» Task data
☆ ☆ ☆

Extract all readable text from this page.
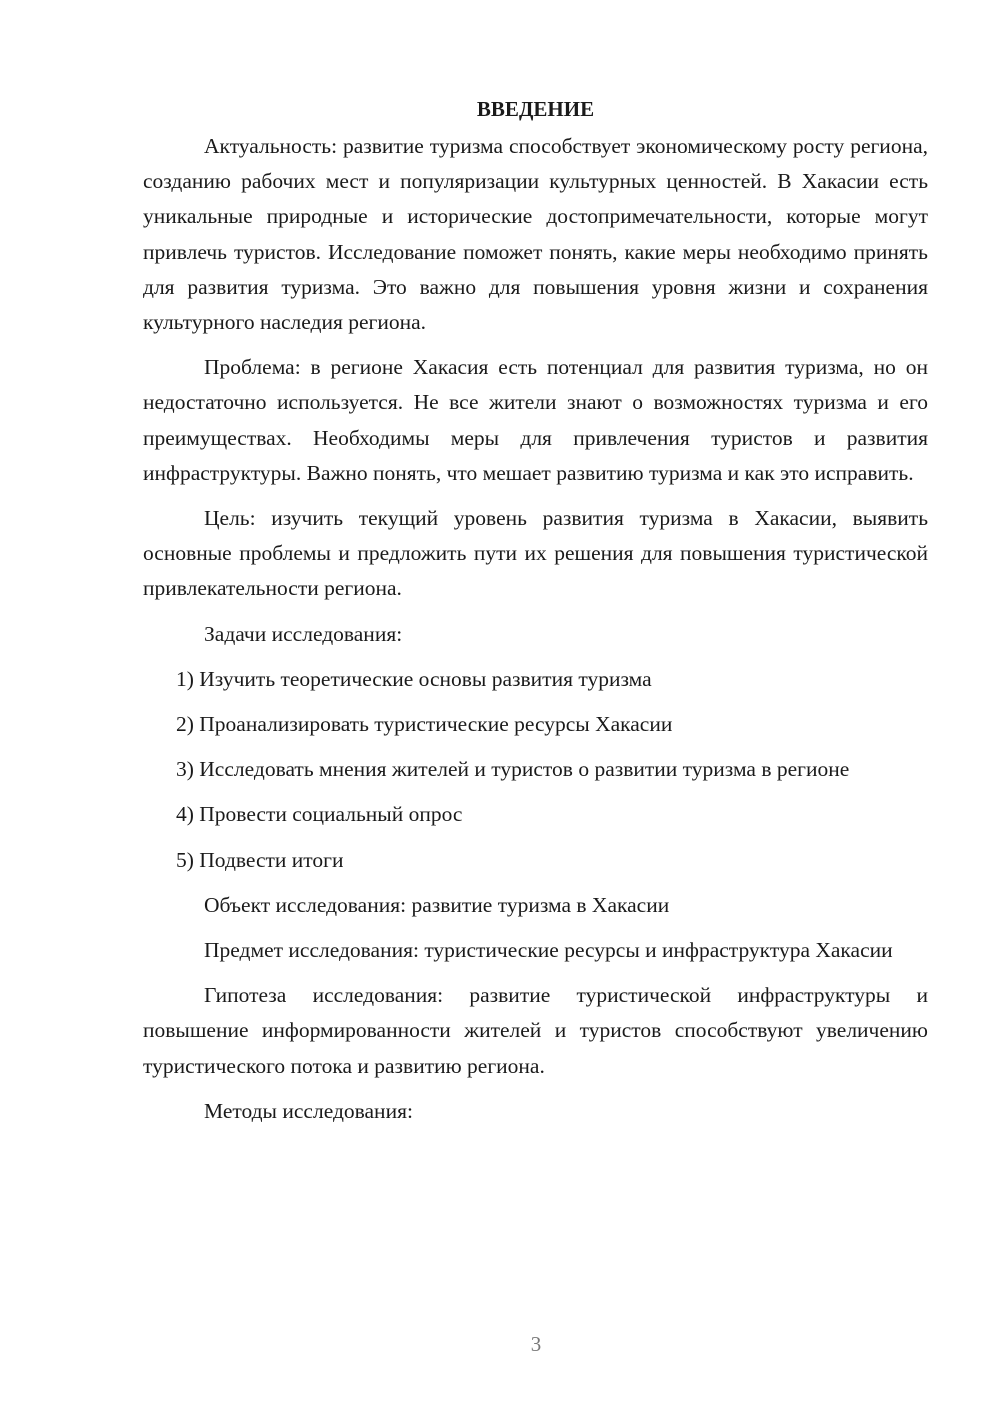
ВВЕДЕНИЕ

Актуальность: развитие туризма способствует экономическому росту региона, созданию рабочих мест и популяризации культурных ценностей. В Хакасии есть уникальные природные и исторические достопримечательности, которые могут привлечь туристов. Исследование поможет понять, какие меры необходимо принять для развития туризма. Это важно для повышения уровня жизни и сохранения культурного наследия региона.

Проблема: в регионе Хакасия есть потенциал для развития туризма, но он недостаточно используется. Не все жители знают о возможностях туризма и его преимуществах. Необходимы меры для привлечения туристов и развития инфраструктуры. Важно понять, что мешает развитию туризма и как это исправить.

Цель: изучить текущий уровень развития туризма в Хакасии, выявить основные проблемы и предложить пути их решения для повышения туристической привлекательности региона.

Задачи исследования:

1) Изучить теоретические основы развития туризма

2) Проанализировать туристические ресурсы Хакасии

3) Исследовать мнения жителей и туристов о развитии туризма в регионе

4) Провести социальный опрос

5) Подвести итоги

Объект исследования: развитие туризма в Хакасии

Предмет исследования: туристические ресурсы и инфраструктура Хакасии

Гипотеза исследования: развитие туристической инфраструктуры и повышение информированности жителей и туристов способствуют увеличению туристического потока и развитию региона.

Методы исследования:

3
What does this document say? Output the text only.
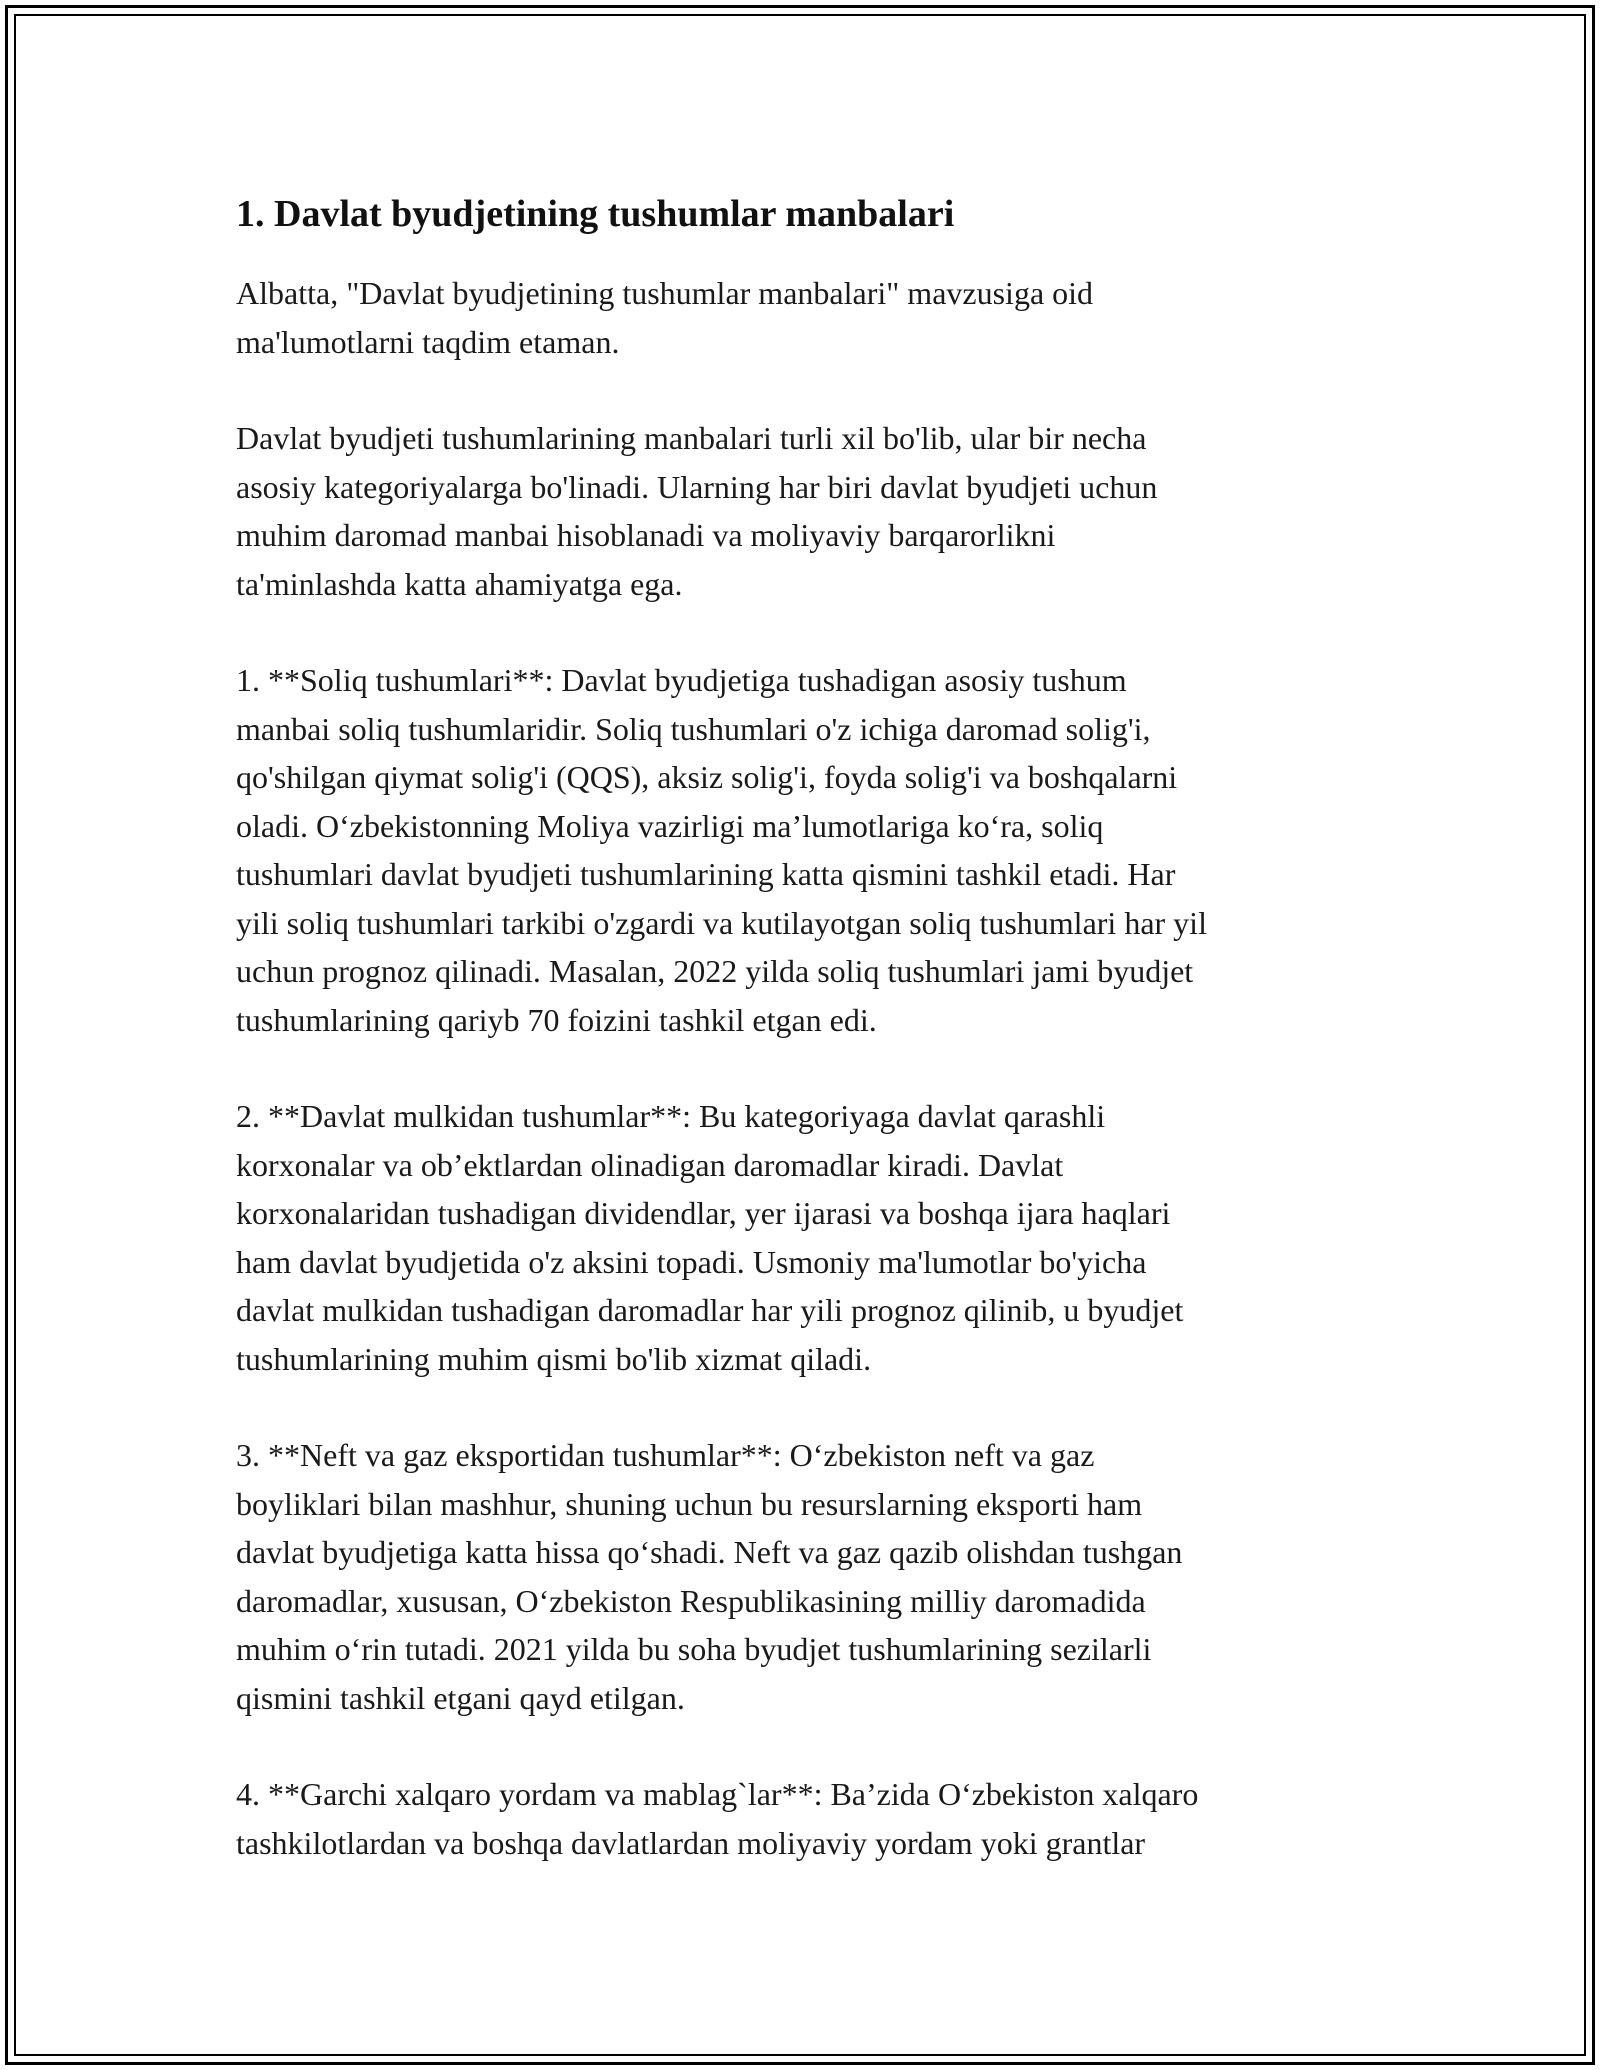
1. Davlat byudjetining tushumlar manbalari

Albatta, "Davlat byudjetining tushumlar manbalari" mavzusiga oid
ma'lumotlarni taqdim etaman.

Davlat byudjeti tushumlarining manbalari turli xil bo'lib, ular bir necha
asosiy kategoriyalarga bo'linadi. Ularning har biri davlat byudjeti uchun
muhim daromad manbai hisoblanadi va moliyaviy barqarorlikni
ta'minlashda katta ahamiyatga ega.

1. **Soliq tushumlari**: Davlat byudjetiga tushadigan asosiy tushum
manbai soliq tushumlaridir. Soliq tushumlari o'z ichiga daromad solig'i,
qo'shilgan qiymat solig'i (QQS), aksiz solig'i, foyda solig'i va boshqalarni
oladi. Oʻzbekistonning Moliya vazirligi maʼlumotlariga koʻra, soliq
tushumlari davlat byudjeti tushumlarining katta qismini tashkil etadi. Har
yili soliq tushumlari tarkibi o'zgardi va kutilayotgan soliq tushumlari har yil
uchun prognoz qilinadi. Masalan, 2022 yilda soliq tushumlari jami byudjet
tushumlarining qariyb 70 foizini tashkil etgan edi.

2. **Davlat mulkidan tushumlar**: Bu kategoriyaga davlat qarashli
korxonalar va obʼektlardan olinadigan daromadlar kiradi. Davlat
korxonalaridan tushadigan dividendlar, yer ijarasi va boshqa ijara haqlari
ham davlat byudjetida o'z aksini topadi. Usmoniy ma'lumotlar bo'yicha
davlat mulkidan tushadigan daromadlar har yili prognoz qilinib, u byudjet
tushumlarining muhim qismi bo'lib xizmat qiladi.

3. **Neft va gaz eksportidan tushumlar**: Oʻzbekiston neft va gaz
boyliklari bilan mashhur, shuning uchun bu resurslarning eksporti ham
davlat byudjetiga katta hissa qoʻshadi. Neft va gaz qazib olishdan tushgan
daromadlar, xususan, Oʻzbekiston Respublikasining milliy daromadida
muhim oʻrin tutadi. 2021 yilda bu soha byudjet tushumlarining sezilarli
qismini tashkil etgani qayd etilgan.

4. **Garchi xalqaro yordam va mablag`lar**: Baʼzida Oʻzbekiston xalqaro
tashkilotlardan va boshqa davlatlardan moliyaviy yordam yoki grantlar
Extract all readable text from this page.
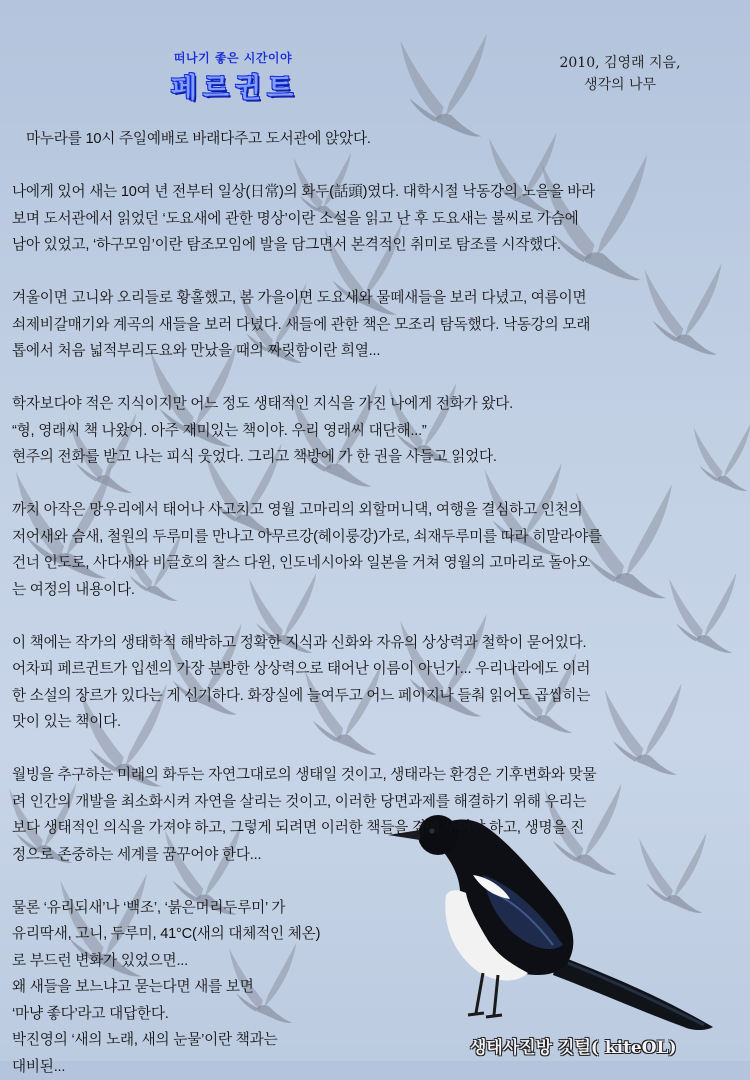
떠나기 좋은 시간이야
페르귄트
2010, 김영래 지음,
생각의 나무

마누라를 10시 주일예배로 바래다주고 도서관에 앉았다.

나에게 있어 새는 10여 년 전부터 일상(日常)의 화두(話頭)였다. 대학시절 낙동강의 노을을 바라

보며 도서관에서 읽었던 ‘도요새에 관한 명상’이란 소설을 읽고 난 후 도요새는 불씨로 가슴에

남아 있었고, ‘하구모임’이란 탐조모임에 발을 담그면서 본격적인 취미로 탐조를 시작했다.

겨울이면 고니와 오리들로 황홀했고, 봄 가을이면 도요새와 물떼새들을 보러 다녔고, 여름이면

쇠제비갈매기와 계곡의 새들을 보러 다녔다. 새들에 관한 책은 모조리 탐독했다. 낙동강의 모래

톱에서 처음 넓적부리도요와 만났을 때의 짜릿함이란 희열...

학자보다야 적은 지식이지만 어느 정도 생태적인 지식을 가진 나에게 전화가 왔다.

“형, 영래씨 책 나왔어. 아주 재미있는 책이야. 우리 영래씨 대단해...”

현주의 전화를 받고 나는 피식 웃었다. 그리고 책방에 가 한 권을 사들고 읽었다.

까치 아작은 망우리에서 태어나 사고치고 영월 고마리의 외할머니댁, 여행을 결심하고 인천의

저어새와 슴새, 철원의 두루미를 만나고 아무르강(헤이룽강)가로, 쇠재두루미를 따라 히말라야를

건너 인도로, 사다새와 비글호의 찰스 다윈, 인도네시아와 일본을 거쳐 영월의 고마리로 돌아오

는 여정의 내용이다.

이 책에는 작가의 생태학적 해박하고 정확한 지식과 신화와 자유의 상상력과 철학이 묻어있다.

어차피 페르귄트가 입센의 가장 분방한 상상력으로 태어난 이름이 아닌가... 우리나라에도 이러

한 소설의 장르가 있다는 게 신기하다. 화장실에 늘여두고 어느 페이지나 들춰 읽어도 곱씹히는

맛이 있는 책이다.

월빙을 추구하는 미래의 화두는 자연그대로의 생태일 것이고, 생태라는 환경은 기후변화와 맞물

려 인간의 개발을 최소화시켜 자연을 살리는 것이고, 이러한 당면과제를 해결하기 위해 우리는

보다 생태적인 의식을 가져야 하고, 그렇게 되려면 이러한 책들을 곁에 두어야 하고, 생명을 진

정으로 존중하는 세계를 꿈꾸어야 한다...

물론 ‘유리되새’나 ‘백조’, ‘붉은머리두루미’ 가

유리딱새, 고니, 두루미, 41°C(새의 대체적인 체온)

로 부드런 변화가 있었으면...

왜 새들을 보느냐고 묻는다면 새를 보면

‘마냥 좋다’라고 대답한다.

박진영의 ‘새의 노래, 새의 눈물’이란 책과는

대비된...

생태사진방 깃털( kiteOL)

☆ ☆ ☆

» Task to carry out
Identify and copy all lines with the word "uchun".

» Worked answer
asosiy kategoriyalarga bo'linadi. Ularning har biri davlat byudjeti uchun
uchun prognoz qilinadi. Masalan, 2022 yilda soliq tushumlari jami byudjet
boyliklari bilan mashhur, shuning uchun bu resurslarning eksporti ham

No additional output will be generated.